• [EXERCISE]: Give back the whole listing exactly as shown.

• [DATA LINES]:

* * *

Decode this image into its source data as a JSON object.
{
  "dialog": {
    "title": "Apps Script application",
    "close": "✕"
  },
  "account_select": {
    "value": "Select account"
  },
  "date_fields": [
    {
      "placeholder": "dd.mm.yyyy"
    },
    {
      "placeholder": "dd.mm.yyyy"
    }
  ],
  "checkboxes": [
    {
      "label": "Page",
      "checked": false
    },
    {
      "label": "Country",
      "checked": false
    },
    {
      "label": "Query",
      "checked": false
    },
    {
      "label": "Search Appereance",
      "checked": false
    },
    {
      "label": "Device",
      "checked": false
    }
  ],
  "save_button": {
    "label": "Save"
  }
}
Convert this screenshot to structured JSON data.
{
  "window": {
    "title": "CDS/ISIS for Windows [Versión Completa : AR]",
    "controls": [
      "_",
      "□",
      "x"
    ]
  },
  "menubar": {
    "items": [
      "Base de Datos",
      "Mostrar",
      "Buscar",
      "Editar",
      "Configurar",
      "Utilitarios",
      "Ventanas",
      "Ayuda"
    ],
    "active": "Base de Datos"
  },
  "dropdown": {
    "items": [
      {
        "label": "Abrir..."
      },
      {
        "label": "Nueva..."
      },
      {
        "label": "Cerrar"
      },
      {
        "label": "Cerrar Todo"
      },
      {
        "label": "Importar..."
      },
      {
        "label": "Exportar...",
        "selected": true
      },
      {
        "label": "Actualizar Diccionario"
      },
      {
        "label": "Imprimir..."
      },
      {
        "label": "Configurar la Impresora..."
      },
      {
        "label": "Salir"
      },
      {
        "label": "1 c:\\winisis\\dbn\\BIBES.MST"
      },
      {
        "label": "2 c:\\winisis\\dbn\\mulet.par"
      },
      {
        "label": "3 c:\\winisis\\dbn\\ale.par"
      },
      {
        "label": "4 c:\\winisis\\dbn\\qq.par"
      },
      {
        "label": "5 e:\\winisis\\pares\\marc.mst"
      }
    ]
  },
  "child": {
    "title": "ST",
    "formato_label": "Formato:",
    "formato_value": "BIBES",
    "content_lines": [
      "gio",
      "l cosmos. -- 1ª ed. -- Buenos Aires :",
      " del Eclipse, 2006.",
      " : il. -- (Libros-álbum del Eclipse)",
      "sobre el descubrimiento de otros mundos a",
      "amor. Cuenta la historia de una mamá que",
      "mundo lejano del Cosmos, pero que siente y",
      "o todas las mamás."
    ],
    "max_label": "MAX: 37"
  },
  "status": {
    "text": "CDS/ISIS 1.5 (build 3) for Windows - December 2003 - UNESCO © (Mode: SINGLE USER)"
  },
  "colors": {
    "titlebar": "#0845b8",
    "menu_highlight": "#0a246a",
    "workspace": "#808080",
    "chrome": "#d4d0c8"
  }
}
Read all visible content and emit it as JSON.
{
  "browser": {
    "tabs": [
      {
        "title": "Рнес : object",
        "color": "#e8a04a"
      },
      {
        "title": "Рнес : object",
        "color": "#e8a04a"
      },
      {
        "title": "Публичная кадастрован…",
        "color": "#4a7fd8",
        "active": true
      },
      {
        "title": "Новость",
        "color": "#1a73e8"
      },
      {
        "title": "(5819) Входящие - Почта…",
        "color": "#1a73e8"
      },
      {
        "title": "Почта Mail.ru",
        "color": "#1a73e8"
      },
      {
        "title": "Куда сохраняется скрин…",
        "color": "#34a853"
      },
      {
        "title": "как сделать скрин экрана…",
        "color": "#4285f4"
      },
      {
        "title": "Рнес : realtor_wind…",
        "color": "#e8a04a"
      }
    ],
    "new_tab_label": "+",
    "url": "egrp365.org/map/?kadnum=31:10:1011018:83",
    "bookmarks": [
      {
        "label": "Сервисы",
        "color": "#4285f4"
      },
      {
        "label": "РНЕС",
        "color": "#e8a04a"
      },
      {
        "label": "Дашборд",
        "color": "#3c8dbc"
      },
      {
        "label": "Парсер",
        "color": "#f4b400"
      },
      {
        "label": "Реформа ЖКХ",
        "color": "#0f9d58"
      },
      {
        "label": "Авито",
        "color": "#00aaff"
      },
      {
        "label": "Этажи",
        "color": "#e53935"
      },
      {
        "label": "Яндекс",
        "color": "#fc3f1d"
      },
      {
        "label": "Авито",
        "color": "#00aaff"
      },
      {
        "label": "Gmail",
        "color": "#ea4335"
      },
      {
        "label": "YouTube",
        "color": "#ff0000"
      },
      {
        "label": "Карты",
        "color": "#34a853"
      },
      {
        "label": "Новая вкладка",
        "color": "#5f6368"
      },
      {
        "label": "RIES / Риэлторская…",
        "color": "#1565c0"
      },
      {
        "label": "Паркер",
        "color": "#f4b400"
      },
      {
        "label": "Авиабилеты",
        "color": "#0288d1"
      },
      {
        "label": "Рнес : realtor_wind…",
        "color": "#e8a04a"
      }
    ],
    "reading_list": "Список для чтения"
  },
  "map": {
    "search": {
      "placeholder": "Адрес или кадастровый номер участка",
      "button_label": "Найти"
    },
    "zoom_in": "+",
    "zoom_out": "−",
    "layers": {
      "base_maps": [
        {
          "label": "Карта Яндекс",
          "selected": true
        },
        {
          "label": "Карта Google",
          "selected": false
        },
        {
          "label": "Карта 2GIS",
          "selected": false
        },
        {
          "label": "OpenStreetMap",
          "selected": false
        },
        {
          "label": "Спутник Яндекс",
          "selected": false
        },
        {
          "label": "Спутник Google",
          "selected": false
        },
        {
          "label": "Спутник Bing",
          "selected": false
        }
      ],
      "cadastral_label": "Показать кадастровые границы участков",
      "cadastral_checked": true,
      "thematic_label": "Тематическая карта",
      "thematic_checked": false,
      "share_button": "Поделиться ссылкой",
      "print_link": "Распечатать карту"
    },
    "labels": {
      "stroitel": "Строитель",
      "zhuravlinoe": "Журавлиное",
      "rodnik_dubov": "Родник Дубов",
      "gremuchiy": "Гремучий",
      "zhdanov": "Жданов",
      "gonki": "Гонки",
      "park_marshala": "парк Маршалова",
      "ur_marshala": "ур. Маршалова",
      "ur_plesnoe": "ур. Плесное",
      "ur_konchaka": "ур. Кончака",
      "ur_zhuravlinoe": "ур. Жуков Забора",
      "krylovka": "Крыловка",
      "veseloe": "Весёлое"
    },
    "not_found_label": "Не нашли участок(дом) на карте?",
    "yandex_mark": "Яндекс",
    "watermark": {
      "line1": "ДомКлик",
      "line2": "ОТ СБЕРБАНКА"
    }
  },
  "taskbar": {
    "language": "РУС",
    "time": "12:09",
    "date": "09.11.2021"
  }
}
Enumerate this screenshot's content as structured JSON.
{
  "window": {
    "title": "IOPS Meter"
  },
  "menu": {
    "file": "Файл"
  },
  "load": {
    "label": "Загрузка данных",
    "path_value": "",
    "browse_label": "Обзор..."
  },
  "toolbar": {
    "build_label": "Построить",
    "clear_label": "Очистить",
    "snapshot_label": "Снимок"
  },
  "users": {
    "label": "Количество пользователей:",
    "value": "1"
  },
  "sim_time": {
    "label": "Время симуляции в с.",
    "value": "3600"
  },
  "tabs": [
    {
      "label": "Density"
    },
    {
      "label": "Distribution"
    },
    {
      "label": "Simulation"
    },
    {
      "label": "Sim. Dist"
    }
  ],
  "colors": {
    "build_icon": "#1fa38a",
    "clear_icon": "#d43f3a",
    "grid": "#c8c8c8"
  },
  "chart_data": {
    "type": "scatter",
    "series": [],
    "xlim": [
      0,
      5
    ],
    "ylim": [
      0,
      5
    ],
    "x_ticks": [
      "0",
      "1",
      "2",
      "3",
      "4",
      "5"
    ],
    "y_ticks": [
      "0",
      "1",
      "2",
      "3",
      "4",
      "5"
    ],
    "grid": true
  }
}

* * *

• [SOLUTION TO THE EXERCISE]:
Decode this image into its source data as a JSON object.
{
  "dialog": {
    "title": "Apps Script application",
    "close": "✕"
  },
  "account_select": {
    "value": "Select account"
  },
  "date_fields": [
    {
      "placeholder": "dd.mm.yyyy"
    },
    {
      "placeholder": "dd.mm.yyyy"
    }
  ],
  "checkboxes": [
    {
      "label": "Page",
      "checked": false
    },
    {
      "label": "Country",
      "checked": false
    },
    {
      "label": "Query",
      "checked": false
    },
    {
      "label": "Search Appereance",
      "checked": false
    },
    {
      "label": "Device",
      "checked": false
    }
  ],
  "save_button": {
    "label": "Save"
  }
}
Convert this screenshot to structured JSON data.
{
  "window": {
    "title": "CDS/ISIS for Windows [Versión Completa : AR]",
    "controls": [
      "_",
      "□",
      "x"
    ]
  },
  "menubar": {
    "items": [
      "Base de Datos",
      "Mostrar",
      "Buscar",
      "Editar",
      "Configurar",
      "Utilitarios",
      "Ventanas",
      "Ayuda"
    ],
    "active": "Base de Datos"
  },
  "dropdown": {
    "items": [
      {
        "label": "Abrir..."
      },
      {
        "label": "Nueva..."
      },
      {
        "label": "Cerrar"
      },
      {
        "label": "Cerrar Todo"
      },
      {
        "label": "Importar..."
      },
      {
        "label": "Exportar...",
        "selected": true
      },
      {
        "label": "Actualizar Diccionario"
      },
      {
        "label": "Imprimir..."
      },
      {
        "label": "Configurar la Impresora..."
      },
      {
        "label": "Salir"
      },
      {
        "label": "1 c:\\winisis\\dbn\\BIBES.MST"
      },
      {
        "label": "2 c:\\winisis\\dbn\\mulet.par"
      },
      {
        "label": "3 c:\\winisis\\dbn\\ale.par"
      },
      {
        "label": "4 c:\\winisis\\dbn\\qq.par"
      },
      {
        "label": "5 e:\\winisis\\pares\\marc.mst"
      }
    ]
  },
  "child": {
    "title": "ST",
    "formato_label": "Formato:",
    "formato_value": "BIBES",
    "content_lines": [
      "gio",
      "l cosmos. -- 1ª ed. -- Buenos Aires :",
      " del Eclipse, 2006.",
      " : il. -- (Libros-álbum del Eclipse)",
      "sobre el descubrimiento de otros mundos a",
      "amor. Cuenta la historia de una mamá que",
      "mundo lejano del Cosmos, pero que siente y",
      "o todas las mamás."
    ],
    "max_label": "MAX: 37"
  },
  "status": {
    "text": "CDS/ISIS 1.5 (build 3) for Windows - December 2003 - UNESCO © (Mode: SINGLE USER)"
  },
  "colors": {
    "titlebar": "#0845b8",
    "menu_highlight": "#0a246a",
    "workspace": "#808080",
    "chrome": "#d4d0c8"
  }
}
Read all visible content and emit it as JSON.
{
  "browser": {
    "tabs": [
      {
        "title": "Рнес : object",
        "color": "#e8a04a"
      },
      {
        "title": "Рнес : object",
        "color": "#e8a04a"
      },
      {
        "title": "Публичная кадастрован…",
        "color": "#4a7fd8",
        "active": true
      },
      {
        "title": "Новость",
        "color": "#1a73e8"
      },
      {
        "title": "(5819) Входящие - Почта…",
        "color": "#1a73e8"
      },
      {
        "title": "Почта Mail.ru",
        "color": "#1a73e8"
      },
      {
        "title": "Куда сохраняется скрин…",
        "color": "#34a853"
      },
      {
        "title": "как сделать скрин экрана…",
        "color": "#4285f4"
      },
      {
        "title": "Рнес : realtor_wind…",
        "color": "#e8a04a"
      }
    ],
    "new_tab_label": "+",
    "url": "egrp365.org/map/?kadnum=31:10:1011018:83",
    "bookmarks": [
      {
        "label": "Сервисы",
        "color": "#4285f4"
      },
      {
        "label": "РНЕС",
        "color": "#e8a04a"
      },
      {
        "label": "Дашборд",
        "color": "#3c8dbc"
      },
      {
        "label": "Парсер",
        "color": "#f4b400"
      },
      {
        "label": "Реформа ЖКХ",
        "color": "#0f9d58"
      },
      {
        "label": "Авито",
        "color": "#00aaff"
      },
      {
        "label": "Этажи",
        "color": "#e53935"
      },
      {
        "label": "Яндекс",
        "color": "#fc3f1d"
      },
      {
        "label": "Авито",
        "color": "#00aaff"
      },
      {
        "label": "Gmail",
        "color": "#ea4335"
      },
      {
        "label": "YouTube",
        "color": "#ff0000"
      },
      {
        "label": "Карты",
        "color": "#34a853"
      },
      {
        "label": "Новая вкладка",
        "color": "#5f6368"
      },
      {
        "label": "RIES / Риэлторская…",
        "color": "#1565c0"
      },
      {
        "label": "Паркер",
        "color": "#f4b400"
      },
      {
        "label": "Авиабилеты",
        "color": "#0288d1"
      },
      {
        "label": "Рнес : realtor_wind…",
        "color": "#e8a04a"
      }
    ],
    "reading_list": "Список для чтения"
  },
  "map": {
    "search": {
      "placeholder": "Адрес или кадастровый номер участка",
      "button_label": "Найти"
    },
    "zoom_in": "+",
    "zoom_out": "−",
    "layers": {
      "base_maps": [
        {
          "label": "Карта Яндекс",
          "selected": true
        },
        {
          "label": "Карта Google",
          "selected": false
        },
        {
          "label": "Карта 2GIS",
          "selected": false
        },
        {
          "label": "OpenStreetMap",
          "selected": false
        },
        {
          "label": "Спутник Яндекс",
          "selected": false
        },
        {
          "label": "Спутник Google",
          "selected": false
        },
        {
          "label": "Спутник Bing",
          "selected": false
        }
      ],
      "cadastral_label": "Показать кадастровые границы участков",
      "cadastral_checked": true,
      "thematic_label": "Тематическая карта",
      "thematic_checked": false,
      "share_button": "Поделиться ссылкой",
      "print_link": "Распечатать карту"
    },
    "labels": {
      "stroitel": "Строитель",
      "zhuravlinoe": "Журавлиное",
      "rodnik_dubov": "Родник Дубов",
      "gremuchiy": "Гремучий",
      "zhdanov": "Жданов",
      "gonki": "Гонки",
      "park_marshala": "парк Маршалова",
      "ur_marshala": "ур. Маршалова",
      "ur_plesnoe": "ур. Плесное",
      "ur_konchaka": "ур. Кончака",
      "ur_zhuravlinoe": "ур. Жуков Забора",
      "krylovka": "Крыловка",
      "veseloe": "Весёлое"
    },
    "not_found_label": "Не нашли участок(дом) на карте?",
    "yandex_mark": "Яндекс",
    "watermark": {
      "line1": "ДомКлик",
      "line2": "ОТ СБЕРБАНКА"
    }
  },
  "taskbar": {
    "language": "РУС",
    "time": "12:09",
    "date": "09.11.2021"
  }
}
Enumerate this screenshot's content as structured JSON.
{
  "window": {
    "title": "IOPS Meter"
  },
  "menu": {
    "file": "Файл"
  },
  "load": {
    "label": "Загрузка данных",
    "path_value": "",
    "browse_label": "Обзор..."
  },
  "toolbar": {
    "build_label": "Построить",
    "clear_label": "Очистить",
    "snapshot_label": "Снимок"
  },
  "users": {
    "label": "Количество пользователей:",
    "value": "1"
  },
  "sim_time": {
    "label": "Время симуляции в с.",
    "value": "3600"
  },
  "tabs": [
    {
      "label": "Density"
    },
    {
      "label": "Distribution"
    },
    {
      "label": "Simulation"
    },
    {
      "label": "Sim. Dist"
    }
  ],
  "colors": {
    "build_icon": "#1fa38a",
    "clear_icon": "#d43f3a",
    "grid": "#c8c8c8"
  },
  "chart_data": {
    "type": "scatter",
    "series": [],
    "xlim": [
      0,
      5
    ],
    "ylim": [
      0,
      5
    ],
    "x_ticks": [
      "0",
      "1",
      "2",
      "3",
      "4",
      "5"
    ],
    "y_ticks": [
      "0",
      "1",
      "2",
      "3",
      "4",
      "5"
    ],
    "grid": true
  }
}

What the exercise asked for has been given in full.